*DATASET ROWS:*
[Start]
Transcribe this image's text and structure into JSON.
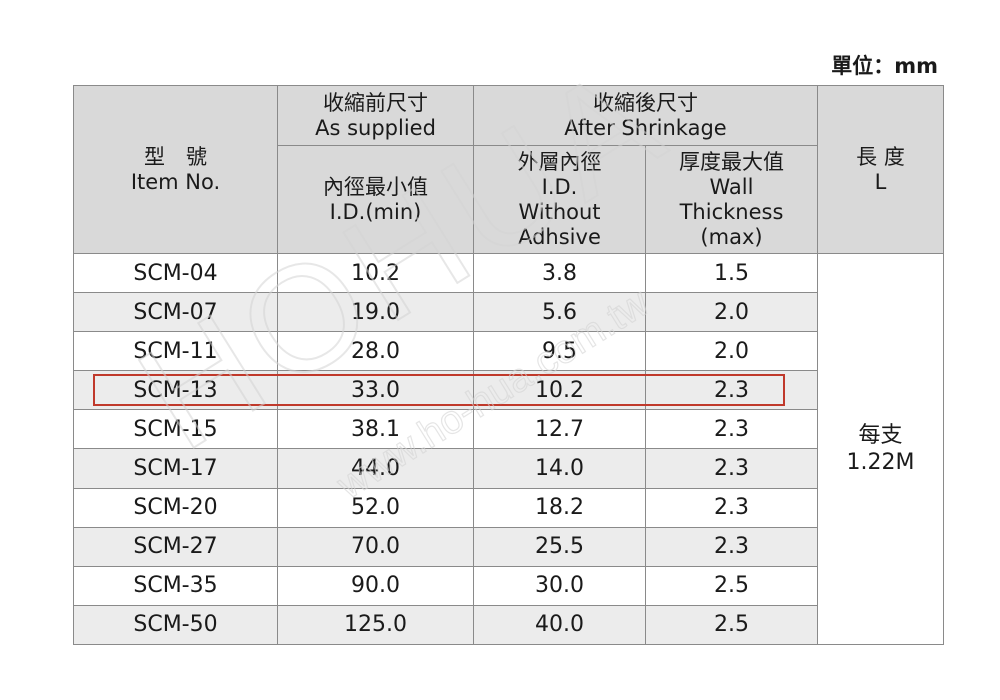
{
  "unit_label": "單位：mm",
  "header": {
    "model": {
      "zh": "型　號",
      "en": "Item No."
    },
    "as_supplied": {
      "zh": "收縮前尺寸",
      "en": "As supplied"
    },
    "after_shrinkage": {
      "zh": "收縮後尺寸",
      "en": "After Shrinkage"
    },
    "length": {
      "zh": "長 度",
      "en": "L"
    },
    "id_min": {
      "zh": "內徑最小值",
      "en": "I.D.(min)"
    },
    "id_without": {
      "zh": "外層內徑",
      "en1": "I.D.",
      "en2": "Without",
      "en3": "Adhsive"
    },
    "wall": {
      "zh": "厚度最大值",
      "en1": "Wall",
      "en2": "Thickness",
      "en3": "(max)"
    }
  },
  "rows": [
    {
      "model": "SCM-04",
      "id_min": "10.2",
      "id_after": "3.8",
      "wall": "1.5"
    },
    {
      "model": "SCM-07",
      "id_min": "19.0",
      "id_after": "5.6",
      "wall": "2.0"
    },
    {
      "model": "SCM-11",
      "id_min": "28.0",
      "id_after": "9.5",
      "wall": "2.0"
    },
    {
      "model": "SCM-13",
      "id_min": "33.0",
      "id_after": "10.2",
      "wall": "2.3"
    },
    {
      "model": "SCM-15",
      "id_min": "38.1",
      "id_after": "12.7",
      "wall": "2.3"
    },
    {
      "model": "SCM-17",
      "id_min": "44.0",
      "id_after": "14.0",
      "wall": "2.3"
    },
    {
      "model": "SCM-20",
      "id_min": "52.0",
      "id_after": "18.2",
      "wall": "2.3"
    },
    {
      "model": "SCM-27",
      "id_min": "70.0",
      "id_after": "25.5",
      "wall": "2.3"
    },
    {
      "model": "SCM-35",
      "id_min": "90.0",
      "id_after": "30.0",
      "wall": "2.5"
    },
    {
      "model": "SCM-50",
      "id_min": "125.0",
      "id_after": "40.0",
      "wall": "2.5"
    }
  ],
  "length_value": {
    "line1": "每支",
    "line2": "1.22M"
  },
  "highlighted_row": "SCM-13",
  "colors": {
    "header_bg": "#d9d9d9",
    "row_alt_bg": "#ececec",
    "highlight": "#c0392b",
    "border": "#8a8a8a"
  },
  "watermark": {
    "brand": "HOHUA",
    "site": "www.ho-hua.com.tw"
  }
}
[End]
*SHORT TASK:*
In how many lines of the data does the string "model" appear? Give only the number.

*WRITTEN ANSWER:*
11